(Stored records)
— BEGIN —
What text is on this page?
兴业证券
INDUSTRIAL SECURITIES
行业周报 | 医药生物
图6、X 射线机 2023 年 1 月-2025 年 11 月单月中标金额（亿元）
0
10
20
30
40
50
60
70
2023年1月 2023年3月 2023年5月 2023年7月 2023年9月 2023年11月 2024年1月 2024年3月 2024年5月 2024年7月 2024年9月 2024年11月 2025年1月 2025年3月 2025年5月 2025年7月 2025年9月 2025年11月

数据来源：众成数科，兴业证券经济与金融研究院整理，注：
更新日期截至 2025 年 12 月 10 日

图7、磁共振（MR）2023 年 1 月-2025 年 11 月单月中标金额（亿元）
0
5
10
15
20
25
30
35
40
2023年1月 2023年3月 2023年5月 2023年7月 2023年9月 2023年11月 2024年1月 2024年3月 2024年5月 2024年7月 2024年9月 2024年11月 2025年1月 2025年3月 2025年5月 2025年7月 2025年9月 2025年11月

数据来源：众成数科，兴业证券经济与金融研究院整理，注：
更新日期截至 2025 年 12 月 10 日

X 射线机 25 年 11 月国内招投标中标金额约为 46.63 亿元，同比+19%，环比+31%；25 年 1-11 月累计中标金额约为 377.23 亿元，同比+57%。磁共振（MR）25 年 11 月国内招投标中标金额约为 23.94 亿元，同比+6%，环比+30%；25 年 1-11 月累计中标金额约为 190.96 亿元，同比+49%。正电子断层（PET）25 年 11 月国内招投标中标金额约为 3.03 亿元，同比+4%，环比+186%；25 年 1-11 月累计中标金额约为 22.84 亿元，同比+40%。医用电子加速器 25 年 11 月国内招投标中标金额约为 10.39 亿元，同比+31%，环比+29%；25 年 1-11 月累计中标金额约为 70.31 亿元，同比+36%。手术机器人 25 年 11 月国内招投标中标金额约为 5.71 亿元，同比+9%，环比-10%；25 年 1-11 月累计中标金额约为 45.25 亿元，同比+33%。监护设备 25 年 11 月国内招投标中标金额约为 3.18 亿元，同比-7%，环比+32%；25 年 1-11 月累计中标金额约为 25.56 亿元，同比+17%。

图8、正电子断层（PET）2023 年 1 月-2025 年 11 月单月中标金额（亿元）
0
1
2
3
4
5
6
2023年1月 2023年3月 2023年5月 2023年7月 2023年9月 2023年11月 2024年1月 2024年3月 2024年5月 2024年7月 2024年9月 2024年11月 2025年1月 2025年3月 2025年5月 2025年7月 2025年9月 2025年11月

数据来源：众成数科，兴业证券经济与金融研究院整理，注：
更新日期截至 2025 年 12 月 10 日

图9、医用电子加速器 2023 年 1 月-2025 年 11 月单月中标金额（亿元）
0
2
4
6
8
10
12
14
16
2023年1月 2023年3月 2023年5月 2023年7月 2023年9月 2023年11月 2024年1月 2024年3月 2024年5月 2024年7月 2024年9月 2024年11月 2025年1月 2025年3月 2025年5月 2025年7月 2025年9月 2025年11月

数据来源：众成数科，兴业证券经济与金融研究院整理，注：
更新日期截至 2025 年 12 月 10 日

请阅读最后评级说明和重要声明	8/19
— END —
= Written request =
Recite the full listing above exactly.

= Solution to this exercise =
What text is on this page?
兴业证券
INDUSTRIAL SECURITIES
行业周报 | 医药生物
图6、X 射线机 2023 年 1 月-2025 年 11 月单月中标金额（亿元）
0
10
20
30
40
50
60
70
2023年1月 2023年3月 2023年5月 2023年7月 2023年9月 2023年11月 2024年1月 2024年3月 2024年5月 2024年7月 2024年9月 2024年11月 2025年1月 2025年3月 2025年5月 2025年7月 2025年9月 2025年11月

数据来源：众成数科，兴业证券经济与金融研究院整理，注：
更新日期截至 2025 年 12 月 10 日

图7、磁共振（MR）2023 年 1 月-2025 年 11 月单月中标金额（亿元）
0
5
10
15
20
25
30
35
40
2023年1月 2023年3月 2023年5月 2023年7月 2023年9月 2023年11月 2024年1月 2024年3月 2024年5月 2024年7月 2024年9月 2024年11月 2025年1月 2025年3月 2025年5月 2025年7月 2025年9月 2025年11月

数据来源：众成数科，兴业证券经济与金融研究院整理，注：
更新日期截至 2025 年 12 月 10 日

X 射线机 25 年 11 月国内招投标中标金额约为 46.63 亿元，同比+19%，环比+31%；25 年 1-11 月累计中标金额约为 377.23 亿元，同比+57%。磁共振（MR）25 年 11 月国内招投标中标金额约为 23.94 亿元，同比+6%，环比+30%；25 年 1-11 月累计中标金额约为 190.96 亿元，同比+49%。正电子断层（PET）25 年 11 月国内招投标中标金额约为 3.03 亿元，同比+4%，环比+186%；25 年 1-11 月累计中标金额约为 22.84 亿元，同比+40%。医用电子加速器 25 年 11 月国内招投标中标金额约为 10.39 亿元，同比+31%，环比+29%；25 年 1-11 月累计中标金额约为 70.31 亿元，同比+36%。手术机器人 25 年 11 月国内招投标中标金额约为 5.71 亿元，同比+9%，环比-10%；25 年 1-11 月累计中标金额约为 45.25 亿元，同比+33%。监护设备 25 年 11 月国内招投标中标金额约为 3.18 亿元，同比-7%，环比+32%；25 年 1-11 月累计中标金额约为 25.56 亿元，同比+17%。

图8、正电子断层（PET）2023 年 1 月-2025 年 11 月单月中标金额（亿元）
0
1
2
3
4
5
6
2023年1月 2023年3月 2023年5月 2023年7月 2023年9月 2023年11月 2024年1月 2024年3月 2024年5月 2024年7月 2024年9月 2024年11月 2025年1月 2025年3月 2025年5月 2025年7月 2025年9月 2025年11月

数据来源：众成数科，兴业证券经济与金融研究院整理，注：
更新日期截至 2025 年 12 月 10 日

图9、医用电子加速器 2023 年 1 月-2025 年 11 月单月中标金额（亿元）
0
2
4
6
8
10
12
14
16
2023年1月 2023年3月 2023年5月 2023年7月 2023年9月 2023年11月 2024年1月 2024年3月 2024年5月 2024年7月 2024年9月 2024年11月 2025年1月 2025年3月 2025年5月 2025年7月 2025年9月 2025年11月

数据来源：众成数科，兴业证券经济与金融研究院整理，注：
更新日期截至 2025 年 12 月 10 日

请阅读最后评级说明和重要声明	8/19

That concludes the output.